## BEGIN RAW DATA

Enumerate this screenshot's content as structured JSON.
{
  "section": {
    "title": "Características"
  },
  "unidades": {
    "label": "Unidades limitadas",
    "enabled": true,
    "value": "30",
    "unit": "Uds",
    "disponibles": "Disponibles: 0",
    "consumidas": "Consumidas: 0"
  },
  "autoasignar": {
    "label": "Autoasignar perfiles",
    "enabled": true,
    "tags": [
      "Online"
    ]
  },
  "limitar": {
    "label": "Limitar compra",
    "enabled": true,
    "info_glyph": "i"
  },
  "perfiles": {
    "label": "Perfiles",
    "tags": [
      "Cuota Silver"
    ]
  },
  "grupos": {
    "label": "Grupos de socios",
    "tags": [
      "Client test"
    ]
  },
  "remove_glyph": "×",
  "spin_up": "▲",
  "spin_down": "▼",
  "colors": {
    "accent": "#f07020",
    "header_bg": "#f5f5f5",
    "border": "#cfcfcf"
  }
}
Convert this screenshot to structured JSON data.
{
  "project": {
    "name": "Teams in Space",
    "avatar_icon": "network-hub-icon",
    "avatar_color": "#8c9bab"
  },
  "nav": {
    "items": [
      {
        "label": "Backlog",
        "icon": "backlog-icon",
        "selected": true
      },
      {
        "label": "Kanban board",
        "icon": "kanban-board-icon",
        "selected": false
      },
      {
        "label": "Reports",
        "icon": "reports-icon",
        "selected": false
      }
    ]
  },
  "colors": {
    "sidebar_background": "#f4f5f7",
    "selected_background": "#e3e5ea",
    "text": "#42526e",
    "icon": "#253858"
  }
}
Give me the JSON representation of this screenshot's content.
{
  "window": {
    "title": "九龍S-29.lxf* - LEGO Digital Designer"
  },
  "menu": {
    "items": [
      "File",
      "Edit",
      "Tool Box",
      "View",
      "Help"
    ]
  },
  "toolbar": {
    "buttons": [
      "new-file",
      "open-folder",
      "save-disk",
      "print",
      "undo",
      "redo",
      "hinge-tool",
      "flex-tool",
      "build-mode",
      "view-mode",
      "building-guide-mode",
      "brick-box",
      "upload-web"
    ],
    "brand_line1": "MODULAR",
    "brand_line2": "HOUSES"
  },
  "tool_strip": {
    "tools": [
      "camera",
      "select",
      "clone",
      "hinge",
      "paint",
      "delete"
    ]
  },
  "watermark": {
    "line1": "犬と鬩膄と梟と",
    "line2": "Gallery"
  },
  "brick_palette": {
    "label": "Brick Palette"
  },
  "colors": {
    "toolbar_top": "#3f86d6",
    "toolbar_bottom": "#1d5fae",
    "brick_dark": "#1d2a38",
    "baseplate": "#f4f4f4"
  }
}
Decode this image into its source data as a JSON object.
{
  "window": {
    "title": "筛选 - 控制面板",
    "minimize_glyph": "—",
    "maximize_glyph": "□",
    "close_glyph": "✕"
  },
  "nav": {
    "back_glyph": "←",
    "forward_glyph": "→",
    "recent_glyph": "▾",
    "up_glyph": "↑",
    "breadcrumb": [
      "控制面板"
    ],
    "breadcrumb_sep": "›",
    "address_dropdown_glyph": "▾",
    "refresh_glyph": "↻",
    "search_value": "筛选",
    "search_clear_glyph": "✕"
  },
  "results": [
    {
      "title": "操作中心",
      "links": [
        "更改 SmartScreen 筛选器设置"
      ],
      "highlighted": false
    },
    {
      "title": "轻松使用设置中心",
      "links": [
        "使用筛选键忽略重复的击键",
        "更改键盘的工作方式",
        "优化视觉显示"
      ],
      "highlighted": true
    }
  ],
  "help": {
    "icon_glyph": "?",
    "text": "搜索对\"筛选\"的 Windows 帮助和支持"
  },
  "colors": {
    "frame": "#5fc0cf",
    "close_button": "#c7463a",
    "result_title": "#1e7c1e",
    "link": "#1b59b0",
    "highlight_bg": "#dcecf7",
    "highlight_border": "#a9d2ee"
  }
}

## END RAW DATA

*WHAT YOU NEED TO DO*
All the entries above need to be reproduced exactly.

*WRITTEN ANSWER*
Enumerate this screenshot's content as structured JSON.
{
  "section": {
    "title": "Características"
  },
  "unidades": {
    "label": "Unidades limitadas",
    "enabled": true,
    "value": "30",
    "unit": "Uds",
    "disponibles": "Disponibles: 0",
    "consumidas": "Consumidas: 0"
  },
  "autoasignar": {
    "label": "Autoasignar perfiles",
    "enabled": true,
    "tags": [
      "Online"
    ]
  },
  "limitar": {
    "label": "Limitar compra",
    "enabled": true,
    "info_glyph": "i"
  },
  "perfiles": {
    "label": "Perfiles",
    "tags": [
      "Cuota Silver"
    ]
  },
  "grupos": {
    "label": "Grupos de socios",
    "tags": [
      "Client test"
    ]
  },
  "remove_glyph": "×",
  "spin_up": "▲",
  "spin_down": "▼",
  "colors": {
    "accent": "#f07020",
    "header_bg": "#f5f5f5",
    "border": "#cfcfcf"
  }
}
Convert this screenshot to structured JSON data.
{
  "project": {
    "name": "Teams in Space",
    "avatar_icon": "network-hub-icon",
    "avatar_color": "#8c9bab"
  },
  "nav": {
    "items": [
      {
        "label": "Backlog",
        "icon": "backlog-icon",
        "selected": true
      },
      {
        "label": "Kanban board",
        "icon": "kanban-board-icon",
        "selected": false
      },
      {
        "label": "Reports",
        "icon": "reports-icon",
        "selected": false
      }
    ]
  },
  "colors": {
    "sidebar_background": "#f4f5f7",
    "selected_background": "#e3e5ea",
    "text": "#42526e",
    "icon": "#253858"
  }
}
Give me the JSON representation of this screenshot's content.
{
  "window": {
    "title": "九龍S-29.lxf* - LEGO Digital Designer"
  },
  "menu": {
    "items": [
      "File",
      "Edit",
      "Tool Box",
      "View",
      "Help"
    ]
  },
  "toolbar": {
    "buttons": [
      "new-file",
      "open-folder",
      "save-disk",
      "print",
      "undo",
      "redo",
      "hinge-tool",
      "flex-tool",
      "build-mode",
      "view-mode",
      "building-guide-mode",
      "brick-box",
      "upload-web"
    ],
    "brand_line1": "MODULAR",
    "brand_line2": "HOUSES"
  },
  "tool_strip": {
    "tools": [
      "camera",
      "select",
      "clone",
      "hinge",
      "paint",
      "delete"
    ]
  },
  "watermark": {
    "line1": "犬と鬩膄と梟と",
    "line2": "Gallery"
  },
  "brick_palette": {
    "label": "Brick Palette"
  },
  "colors": {
    "toolbar_top": "#3f86d6",
    "toolbar_bottom": "#1d5fae",
    "brick_dark": "#1d2a38",
    "baseplate": "#f4f4f4"
  }
}
Decode this image into its source data as a JSON object.
{
  "window": {
    "title": "筛选 - 控制面板",
    "minimize_glyph": "—",
    "maximize_glyph": "□",
    "close_glyph": "✕"
  },
  "nav": {
    "back_glyph": "←",
    "forward_glyph": "→",
    "recent_glyph": "▾",
    "up_glyph": "↑",
    "breadcrumb": [
      "控制面板"
    ],
    "breadcrumb_sep": "›",
    "address_dropdown_glyph": "▾",
    "refresh_glyph": "↻",
    "search_value": "筛选",
    "search_clear_glyph": "✕"
  },
  "results": [
    {
      "title": "操作中心",
      "links": [
        "更改 SmartScreen 筛选器设置"
      ],
      "highlighted": false
    },
    {
      "title": "轻松使用设置中心",
      "links": [
        "使用筛选键忽略重复的击键",
        "更改键盘的工作方式",
        "优化视觉显示"
      ],
      "highlighted": true
    }
  ],
  "help": {
    "icon_glyph": "?",
    "text": "搜索对\"筛选\"的 Windows 帮助和支持"
  },
  "colors": {
    "frame": "#5fc0cf",
    "close_button": "#c7463a",
    "result_title": "#1e7c1e",
    "link": "#1b59b0",
    "highlight_bg": "#dcecf7",
    "highlight_border": "#a9d2ee"
  }
}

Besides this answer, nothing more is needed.